◆ Annotated element entries:
════════════════
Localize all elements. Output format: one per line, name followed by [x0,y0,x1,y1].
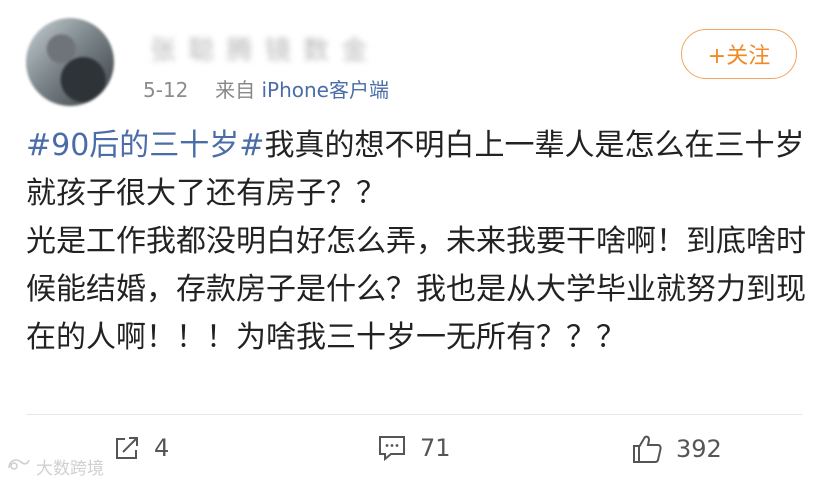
comment-icon [376,433,408,463]
post-header: 张 聪 腾 镜 数 金 5-12 来自 iPhone客户端 +关注 [0,0,828,110]
action-bar: 4 71 392 [0,415,828,485]
watermark-text: 大数跨境 [36,459,104,479]
post-body-line2: 光是工作我都没明白好怎么弄，未来我要干啥啊！到底啥时候能结婚，存款房子是什么？我… [26,224,806,355]
post-meta: 5-12 来自 iPhone客户端 [143,74,389,103]
like-count: 392 [676,435,722,463]
like-button[interactable]: 392 [630,433,722,465]
source-prefix: 来自 [215,78,256,102]
comment-count: 71 [420,434,451,462]
author-name[interactable]: 张 聪 腾 镜 数 金 [150,30,369,67]
thumbs-up-icon [630,433,664,465]
comment-button[interactable]: 71 [376,433,451,463]
follow-button[interactable]: +关注 [681,29,797,79]
repost-icon [112,433,142,463]
topic-link[interactable]: #90后的三十岁# [26,128,264,163]
post-date: 5-12 [143,78,189,102]
repost-button[interactable]: 4 [112,433,169,463]
post-content: #90后的三十岁#我真的想不明白上一辈人是怎么在三十岁就孩子很大了还有房子？？ … [26,122,806,362]
avatar[interactable] [26,18,114,106]
watermark-logo-icon [6,454,32,479]
watermark: 大数跨境 [6,454,104,479]
repost-count: 4 [154,434,170,462]
device-link[interactable]: iPhone客户端 [261,78,389,102]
════════════════
◆ TASK REQUIREMENTS: Copy out every line of the items above word for word, leaving out the pictures.

◆ SOLUTION TO THIS EXERCISE:
Localize all elements. Output format: one per line, name followed by [x0,y0,x1,y1].
comment-icon [376,433,408,463]
post-header: 张 聪 腾 镜 数 金 5-12 来自 iPhone客户端 +关注 [0,0,828,110]
action-bar: 4 71 392 [0,415,828,485]
watermark-text: 大数跨境 [36,459,104,479]
post-body-line2: 光是工作我都没明白好怎么弄，未来我要干啥啊！到底啥时候能结婚，存款房子是什么？我… [26,224,806,355]
post-meta: 5-12 来自 iPhone客户端 [143,74,389,103]
like-count: 392 [676,435,722,463]
like-button[interactable]: 392 [630,433,722,465]
source-prefix: 来自 [215,78,256,102]
comment-count: 71 [420,434,451,462]
author-name[interactable]: 张 聪 腾 镜 数 金 [150,30,369,67]
thumbs-up-icon [630,433,664,465]
comment-button[interactable]: 71 [376,433,451,463]
follow-button[interactable]: +关注 [681,29,797,79]
repost-icon [112,433,142,463]
topic-link[interactable]: #90后的三十岁# [26,128,264,163]
post-date: 5-12 [143,78,189,102]
repost-button[interactable]: 4 [112,433,169,463]
post-content: #90后的三十岁#我真的想不明白上一辈人是怎么在三十岁就孩子很大了还有房子？？ … [26,122,806,362]
avatar[interactable] [26,18,114,106]
watermark-logo-icon [6,454,32,479]
watermark: 大数跨境 [6,454,104,479]
repost-count: 4 [154,434,170,462]
device-link[interactable]: iPhone客户端 [261,78,389,102]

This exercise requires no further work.